Brief 1:
Answer these questions using the passage on statistical power in agent-based modeling:
(a) Over what ranges do J and ES vary in the function shown in Fig. 3?
(b) Which of the two formulas is described as empirical?
(c) Which years did the reviewed literature span?

A graphical representation of the accuracy is obtained in Fig. 3 that displays the function $\frac{n\left( J,ES\right) -14.091\cdot J^{-0.640}\cdot ES^{-1.986}}{n\left( J,ES\right) }$ for J varying between 2 and 200 and ES between 0.01 and 0.6. The value of the function is displayed through the level curves. The value of $n\left( J,ES\right)$ is displayed in shades of grey (each hue corresponds respectively, from darker to lighter, to $n\,<\,4$, $4\,<\,n\,<\,16$, $16\,<\,n\,<\,64$, $64\,<\,n\,<\,256$, $256\,<\,n\,<\,1024$, $1024\,<\,n$). The area on which the function has been calibrated is displayed as a trapezium. It is clear from the figure that the accuracy deteriorates rapidly for large J and ES, but when ES is moderate and J is large, the formula is overall quite accurate. Moreover, note that the percentage error is higher where n is smaller, so that the error is comparatively less serious.

It is fair to note that, while formula (1) is a theoretical result, formula (2) is empirical. As such, it is not backed by a rigorous mathematical derivation but offers a guaranteed percentage error for certain values of the parameters.

6 Conclusions

In this article, we have described the importance of statistical power analysis for ABM research, especially when applied to the field of management and organizational behavior. We have then reviewed the literature on ABM from selected outlets in the social and behavioral sciences, years 2010–2013, and found that most studies are underpowered or do not provide any indication on ES, $\alpha$ levels, number of runs, or power. This is a very surprising and worrying result because it points at the reliability and significance of ABM research. Most importantly, it points at the need that every ABM researcher at least asks the question on how to avoid Type-II error, making results more robust and consistent. In the previous section, we have derived some implications and presented formulas for sample size (i.e. number of runs) determination of particular interest for agent-based and simulation research. Although the focus of this article is on ABM, the question “how many runs” a simulation should run is not strange to other techniques and we cannot exclude this approach can be successfully adopted in other areas of computational simulation. It is very likely that what we suggest may be useful to those running fitness landscape (or NK) models as well, although NK models may be considered “close relatives” to ABM. Given the scope of the current article, we leave further considerations on this possibility to future research.

Brief 2: Quote the rows verbatim, from the first row down through the row containing "info-icon[interactable] (746, 989, 760, 1002)", with both ends included.

Entries provided:
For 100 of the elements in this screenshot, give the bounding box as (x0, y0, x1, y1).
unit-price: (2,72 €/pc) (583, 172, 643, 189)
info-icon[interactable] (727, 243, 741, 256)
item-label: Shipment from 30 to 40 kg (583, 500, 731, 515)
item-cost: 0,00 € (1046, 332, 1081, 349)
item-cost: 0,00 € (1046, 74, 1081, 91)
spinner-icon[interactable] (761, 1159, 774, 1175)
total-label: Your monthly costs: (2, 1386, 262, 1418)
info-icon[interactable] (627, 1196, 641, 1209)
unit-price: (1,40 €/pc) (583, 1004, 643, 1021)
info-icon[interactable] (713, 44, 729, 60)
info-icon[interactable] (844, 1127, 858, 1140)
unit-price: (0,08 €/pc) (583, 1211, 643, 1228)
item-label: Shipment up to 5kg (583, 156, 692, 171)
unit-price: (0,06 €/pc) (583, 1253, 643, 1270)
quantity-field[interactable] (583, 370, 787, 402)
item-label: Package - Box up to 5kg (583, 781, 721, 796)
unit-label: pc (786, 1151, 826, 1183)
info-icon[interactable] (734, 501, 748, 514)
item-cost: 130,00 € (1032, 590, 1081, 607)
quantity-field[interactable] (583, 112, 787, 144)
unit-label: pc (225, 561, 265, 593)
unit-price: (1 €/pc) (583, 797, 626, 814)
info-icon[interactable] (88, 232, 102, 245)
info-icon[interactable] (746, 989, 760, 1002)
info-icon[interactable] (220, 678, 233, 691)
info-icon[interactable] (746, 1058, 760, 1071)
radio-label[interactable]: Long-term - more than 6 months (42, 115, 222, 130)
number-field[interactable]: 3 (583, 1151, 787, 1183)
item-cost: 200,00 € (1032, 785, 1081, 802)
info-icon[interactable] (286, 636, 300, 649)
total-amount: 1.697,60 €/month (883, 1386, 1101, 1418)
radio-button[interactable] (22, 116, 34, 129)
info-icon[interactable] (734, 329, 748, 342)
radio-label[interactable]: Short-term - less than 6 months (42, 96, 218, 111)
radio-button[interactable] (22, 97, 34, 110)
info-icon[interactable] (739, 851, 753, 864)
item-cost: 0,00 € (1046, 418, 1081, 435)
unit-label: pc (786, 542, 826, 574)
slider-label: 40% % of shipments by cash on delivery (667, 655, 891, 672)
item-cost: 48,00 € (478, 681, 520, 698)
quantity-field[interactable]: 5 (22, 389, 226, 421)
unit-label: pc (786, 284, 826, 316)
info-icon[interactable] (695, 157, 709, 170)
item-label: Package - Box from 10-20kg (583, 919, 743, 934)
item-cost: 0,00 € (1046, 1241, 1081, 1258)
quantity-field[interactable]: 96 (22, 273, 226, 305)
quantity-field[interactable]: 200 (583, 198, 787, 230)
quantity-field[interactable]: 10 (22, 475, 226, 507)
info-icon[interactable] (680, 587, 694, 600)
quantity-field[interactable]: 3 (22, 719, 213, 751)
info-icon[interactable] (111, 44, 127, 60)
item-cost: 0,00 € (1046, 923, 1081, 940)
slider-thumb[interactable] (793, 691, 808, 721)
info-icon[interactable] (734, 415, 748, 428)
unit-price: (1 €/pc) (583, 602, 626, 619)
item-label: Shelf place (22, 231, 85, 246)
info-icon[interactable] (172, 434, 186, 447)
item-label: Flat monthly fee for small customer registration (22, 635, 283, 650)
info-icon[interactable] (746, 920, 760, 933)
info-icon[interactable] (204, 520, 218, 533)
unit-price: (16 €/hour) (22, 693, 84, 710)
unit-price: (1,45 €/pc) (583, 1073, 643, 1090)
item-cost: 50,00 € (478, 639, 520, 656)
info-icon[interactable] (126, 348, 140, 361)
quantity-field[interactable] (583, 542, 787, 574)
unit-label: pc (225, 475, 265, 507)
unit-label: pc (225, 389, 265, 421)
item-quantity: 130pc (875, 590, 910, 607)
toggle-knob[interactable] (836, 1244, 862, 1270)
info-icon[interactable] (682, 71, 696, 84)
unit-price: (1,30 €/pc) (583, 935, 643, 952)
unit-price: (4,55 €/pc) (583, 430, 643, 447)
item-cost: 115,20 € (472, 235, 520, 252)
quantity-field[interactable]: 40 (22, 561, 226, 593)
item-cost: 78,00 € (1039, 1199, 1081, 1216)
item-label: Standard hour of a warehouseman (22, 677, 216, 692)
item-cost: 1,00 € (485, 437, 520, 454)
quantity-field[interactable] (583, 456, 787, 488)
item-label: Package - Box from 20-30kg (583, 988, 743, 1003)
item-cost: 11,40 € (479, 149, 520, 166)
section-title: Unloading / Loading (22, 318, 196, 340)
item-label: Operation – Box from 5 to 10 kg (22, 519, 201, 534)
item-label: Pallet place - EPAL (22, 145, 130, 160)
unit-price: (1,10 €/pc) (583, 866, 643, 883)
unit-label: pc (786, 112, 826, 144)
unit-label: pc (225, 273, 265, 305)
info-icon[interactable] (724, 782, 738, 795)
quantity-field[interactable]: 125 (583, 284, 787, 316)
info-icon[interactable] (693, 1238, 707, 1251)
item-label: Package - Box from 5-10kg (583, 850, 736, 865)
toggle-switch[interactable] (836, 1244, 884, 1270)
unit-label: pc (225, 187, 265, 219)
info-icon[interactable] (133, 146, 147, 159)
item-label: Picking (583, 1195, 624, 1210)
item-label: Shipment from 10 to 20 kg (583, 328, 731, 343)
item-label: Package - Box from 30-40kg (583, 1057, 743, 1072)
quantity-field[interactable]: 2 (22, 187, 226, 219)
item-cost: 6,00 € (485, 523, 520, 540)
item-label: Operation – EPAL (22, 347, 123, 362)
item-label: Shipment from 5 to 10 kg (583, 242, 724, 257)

Solution 1:
(a) J varies between 2 and 200, and ES varies between 0.01 and 0.6.
(b) Formula (2) is empirical.
(c) The reviewed literature spans the years 2010–2013.

Solution 2:
For 100 of the elements in this screenshot, give the bounding box as (x0, y0, x1, y1).
unit-price: (2,72 €/pc) (583, 172, 643, 189)
info-icon[interactable] (727, 243, 741, 256)
item-label: Shipment from 30 to 40 kg (583, 500, 731, 515)
item-cost: 0,00 € (1046, 332, 1081, 349)
item-cost: 0,00 € (1046, 74, 1081, 91)
spinner-icon[interactable] (761, 1159, 774, 1175)
total-label: Your monthly costs: (2, 1386, 262, 1418)
info-icon[interactable] (627, 1196, 641, 1209)
unit-price: (1,40 €/pc) (583, 1004, 643, 1021)
info-icon[interactable] (713, 44, 729, 60)
info-icon[interactable] (844, 1127, 858, 1140)
unit-price: (0,08 €/pc) (583, 1211, 643, 1228)
item-label: Shipment up to 5kg (583, 156, 692, 171)
unit-price: (0,06 €/pc) (583, 1253, 643, 1270)
quantity-field[interactable] (583, 370, 787, 402)
item-label: Package - Box up to 5kg (583, 781, 721, 796)
unit-label: pc (786, 1151, 826, 1183)
info-icon[interactable] (734, 501, 748, 514)
item-cost: 130,00 € (1032, 590, 1081, 607)
quantity-field[interactable] (583, 112, 787, 144)
unit-label: pc (225, 561, 265, 593)
unit-price: (1 €/pc) (583, 797, 626, 814)
info-icon[interactable] (88, 232, 102, 245)
info-icon[interactable] (746, 989, 760, 1002)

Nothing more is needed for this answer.